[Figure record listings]
◆ ◆ ◆

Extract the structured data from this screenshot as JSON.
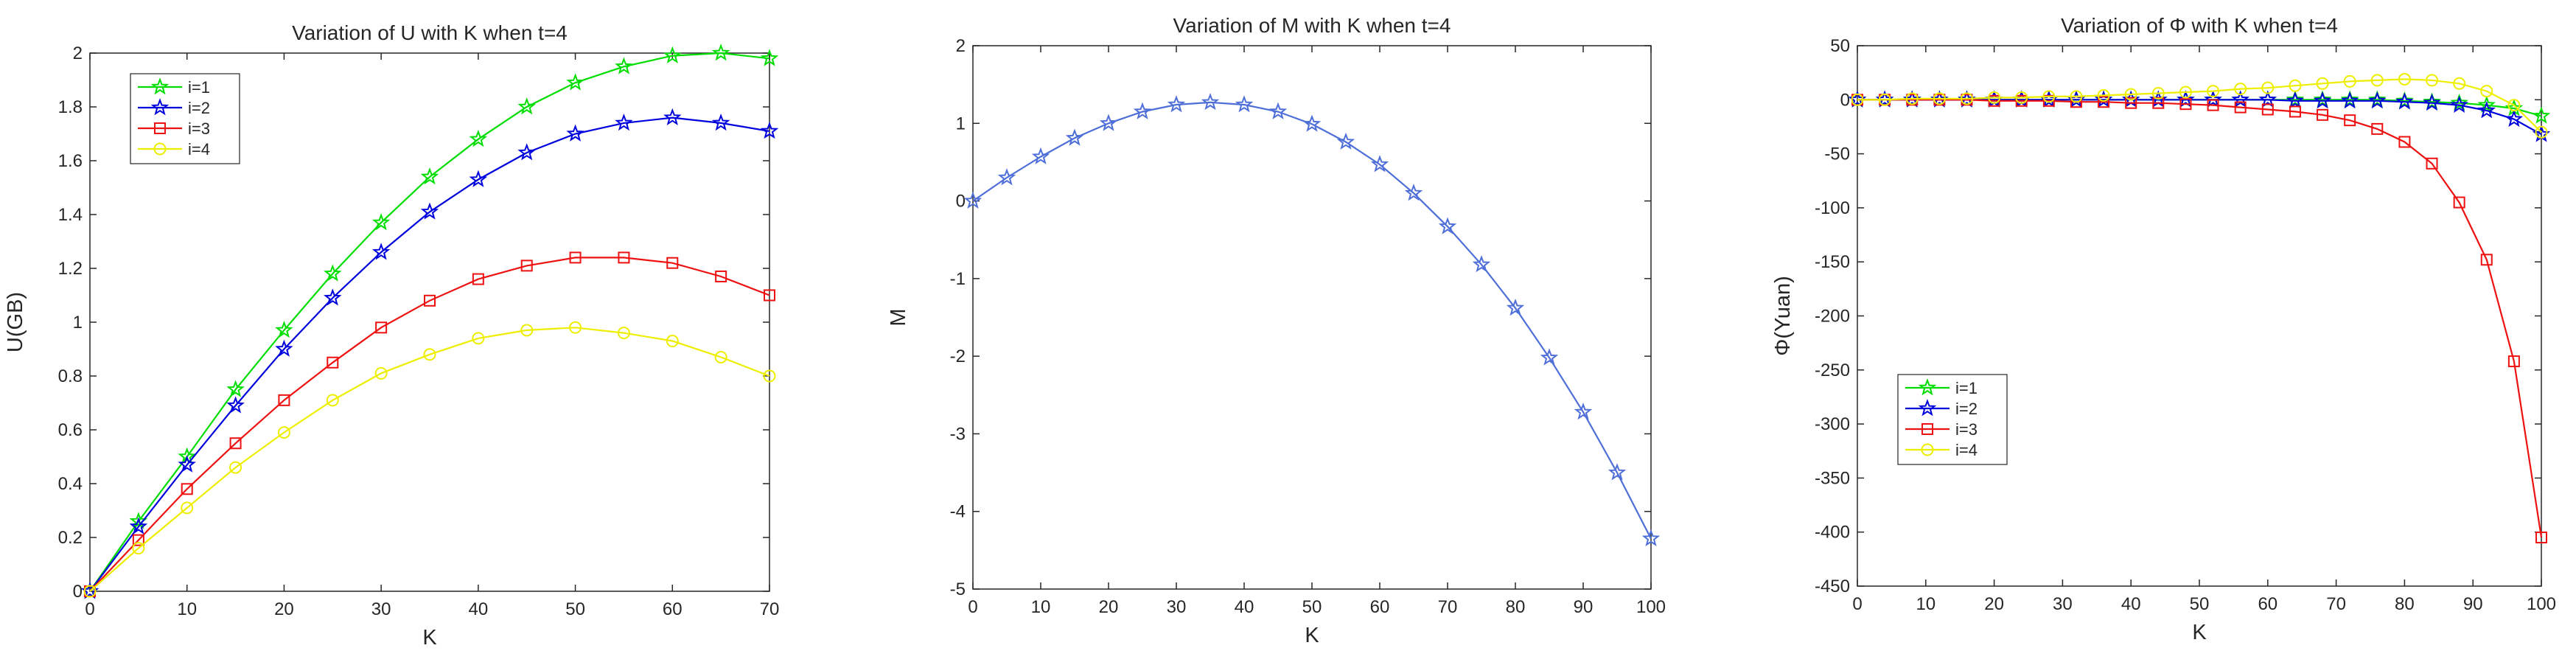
{
  "chart_data": [
    {
      "type": "line",
      "title": "Variation of U with K when t=4",
      "xlabel": "K",
      "ylabel": "U(GB)",
      "xlim": [
        0,
        70
      ],
      "ylim": [
        0,
        2
      ],
      "xticks": [
        0,
        10,
        20,
        30,
        40,
        50,
        60,
        70
      ],
      "yticks": [
        0,
        0.2,
        0.4,
        0.6,
        0.8,
        1,
        1.2,
        1.4,
        1.6,
        1.8,
        2
      ],
      "ytick_labels": [
        "0",
        "0.2",
        "0.4",
        "0.6",
        "0.8",
        "1",
        "1.2",
        "1.4",
        "1.6",
        "1.8",
        "2"
      ],
      "grid": false,
      "legend": "top-left",
      "x": [
        0,
        5,
        10,
        15,
        20,
        25,
        30,
        35,
        40,
        45,
        50,
        55,
        60,
        65,
        70
      ],
      "series": [
        {
          "name": "i=1",
          "color": "#00dd00",
          "marker": "star",
          "values": [
            0,
            0.26,
            0.5,
            0.75,
            0.97,
            1.18,
            1.37,
            1.54,
            1.68,
            1.8,
            1.89,
            1.95,
            1.99,
            2.0,
            1.98
          ]
        },
        {
          "name": "i=2",
          "color": "#0000dd",
          "marker": "star",
          "values": [
            0,
            0.24,
            0.47,
            0.69,
            0.9,
            1.09,
            1.26,
            1.41,
            1.53,
            1.63,
            1.7,
            1.74,
            1.76,
            1.74,
            1.71
          ]
        },
        {
          "name": "i=3",
          "color": "#ee1111",
          "marker": "square",
          "values": [
            0,
            0.19,
            0.38,
            0.55,
            0.71,
            0.85,
            0.98,
            1.08,
            1.16,
            1.21,
            1.24,
            1.24,
            1.22,
            1.17,
            1.1
          ]
        },
        {
          "name": "i=4",
          "color": "#eeee00",
          "marker": "circle",
          "values": [
            0,
            0.16,
            0.31,
            0.46,
            0.59,
            0.71,
            0.81,
            0.88,
            0.94,
            0.97,
            0.98,
            0.96,
            0.93,
            0.87,
            0.8
          ]
        }
      ]
    },
    {
      "type": "line",
      "title": "Variation of M with K when t=4",
      "xlabel": "K",
      "ylabel": "M",
      "xlim": [
        0,
        100
      ],
      "ylim": [
        -5,
        2
      ],
      "xticks": [
        0,
        10,
        20,
        30,
        40,
        50,
        60,
        70,
        80,
        90,
        100
      ],
      "yticks": [
        -5,
        -4,
        -3,
        -2,
        -1,
        0,
        1,
        2
      ],
      "ytick_labels": [
        "-5",
        "-4",
        "-3",
        "-2",
        "-1",
        "0",
        "1",
        "2"
      ],
      "grid": false,
      "legend": "none",
      "x": [
        0,
        5,
        10,
        15,
        20,
        25,
        30,
        35,
        40,
        45,
        50,
        55,
        60,
        65,
        70,
        75,
        80,
        85,
        90,
        95,
        100
      ],
      "series": [
        {
          "name": "",
          "color": "#4f6fd8",
          "marker": "star",
          "values": [
            0,
            0.3,
            0.57,
            0.81,
            1.0,
            1.15,
            1.24,
            1.27,
            1.24,
            1.15,
            0.99,
            0.76,
            0.47,
            0.1,
            -0.33,
            -0.82,
            -1.38,
            -2.02,
            -2.72,
            -3.5,
            -4.35
          ]
        }
      ]
    },
    {
      "type": "line",
      "title": "Variation of Φ with K when t=4",
      "xlabel": "K",
      "ylabel": "Φ(Yuan)",
      "xlim": [
        0,
        100
      ],
      "ylim": [
        -450,
        50
      ],
      "xticks": [
        0,
        10,
        20,
        30,
        40,
        50,
        60,
        70,
        80,
        90,
        100
      ],
      "yticks": [
        -450,
        -400,
        -350,
        -300,
        -250,
        -200,
        -150,
        -100,
        -50,
        0,
        50
      ],
      "ytick_labels": [
        "-450",
        "-400",
        "-350",
        "-300",
        "-250",
        "-200",
        "-150",
        "-100",
        "-50",
        "0",
        "50"
      ],
      "grid": false,
      "legend": "bottom-left",
      "x": [
        0,
        4,
        8,
        12,
        16,
        20,
        24,
        28,
        32,
        36,
        40,
        44,
        48,
        52,
        56,
        60,
        64,
        68,
        72,
        76,
        80,
        84,
        88,
        92,
        96,
        100
      ],
      "series": [
        {
          "name": "i=1",
          "color": "#00dd00",
          "marker": "star",
          "values": [
            0,
            0,
            0,
            0,
            0,
            0,
            0,
            0,
            0,
            0,
            0,
            0,
            0,
            0,
            0,
            0,
            0,
            0,
            0,
            0,
            -1,
            -2,
            -3,
            -5,
            -8,
            -15
          ]
        },
        {
          "name": "i=2",
          "color": "#0000dd",
          "marker": "star",
          "values": [
            0,
            0,
            0,
            0,
            0,
            0,
            0,
            0,
            0,
            0,
            0,
            0,
            0,
            0,
            0,
            0,
            -1,
            -1,
            -1,
            -1,
            -2,
            -3,
            -5,
            -10,
            -18,
            -32
          ]
        },
        {
          "name": "i=3",
          "color": "#ee1111",
          "marker": "square",
          "values": [
            0,
            0,
            0,
            0,
            0,
            -1,
            -1,
            -1,
            -2,
            -2,
            -3,
            -3,
            -4,
            -5,
            -7,
            -9,
            -11,
            -14,
            -19,
            -27,
            -39,
            -59,
            -95,
            -148,
            -242,
            -405
          ]
        },
        {
          "name": "i=4",
          "color": "#eeee00",
          "marker": "circle",
          "values": [
            0,
            0,
            1,
            1,
            1,
            2,
            2,
            3,
            3,
            4,
            5,
            6,
            7,
            8,
            10,
            11,
            13,
            15,
            17,
            18,
            19,
            18,
            15,
            8,
            -5,
            -30
          ]
        }
      ]
    }
  ]
}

◆ ◆ ◆

AIM
Above are the records; copy every line in them that holds the word "Variation".

WRITTEN ANSWER
      "title": "Variation of U with K when t=4",
      "title": "Variation of M with K when t=4",
      "title": "Variation of Φ with K when t=4",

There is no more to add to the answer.